**What the task asks:**
Which lines in the material below contain the word "husband"? Copy each of them.

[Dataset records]

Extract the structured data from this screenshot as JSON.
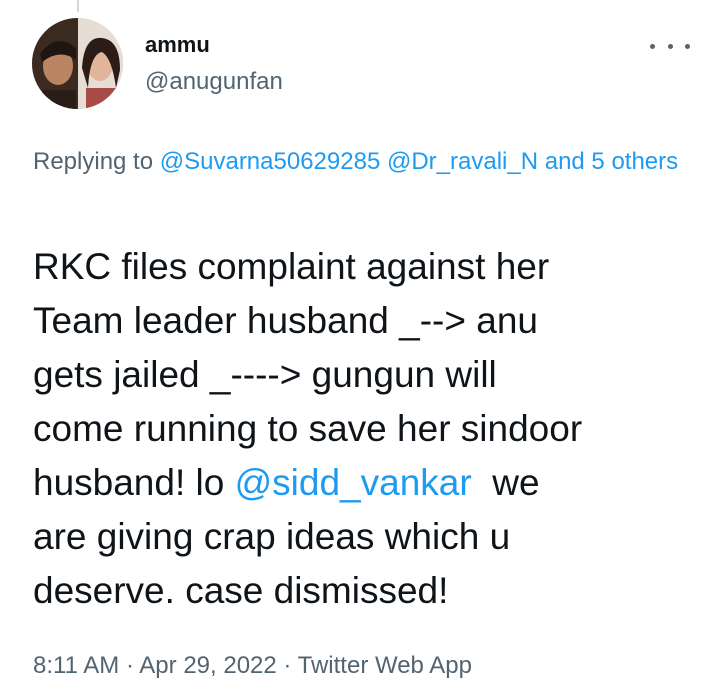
{
  "author": {
    "display_name": "ammu",
    "handle": "@anugunfan"
  },
  "icons": {
    "more": "more-horizontal-icon"
  },
  "reply": {
    "prefix": "Replying to ",
    "mention_1": "@Suvarna50629285",
    "mention_2": "@Dr_ravali_N",
    "others": "and 5 others"
  },
  "tweet": {
    "line_1": "RKC files complaint against her",
    "line_2": "Team leader husband _--> anu",
    "line_3": "gets jailed _----> gungun will",
    "line_4": "come running to save her sindoor",
    "line_5_pre": "husband! lo ",
    "mention": "@sidd_vankar",
    "line_5_post": "  we",
    "line_6": "are giving crap ideas which u",
    "line_7": "deserve. case dismissed!"
  },
  "meta": {
    "time": "8:11 AM",
    "separator": " · ",
    "date": "Apr 29, 2022",
    "source": "Twitter Web App"
  },
  "colors": {
    "link": "#1d9bf0",
    "secondary_text": "#536471",
    "primary_text": "#0f1419"
  }
}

**Exercise answer:**
    "line_2": "Team leader husband _--> anu",
    "line_5_pre": "husband! lo ",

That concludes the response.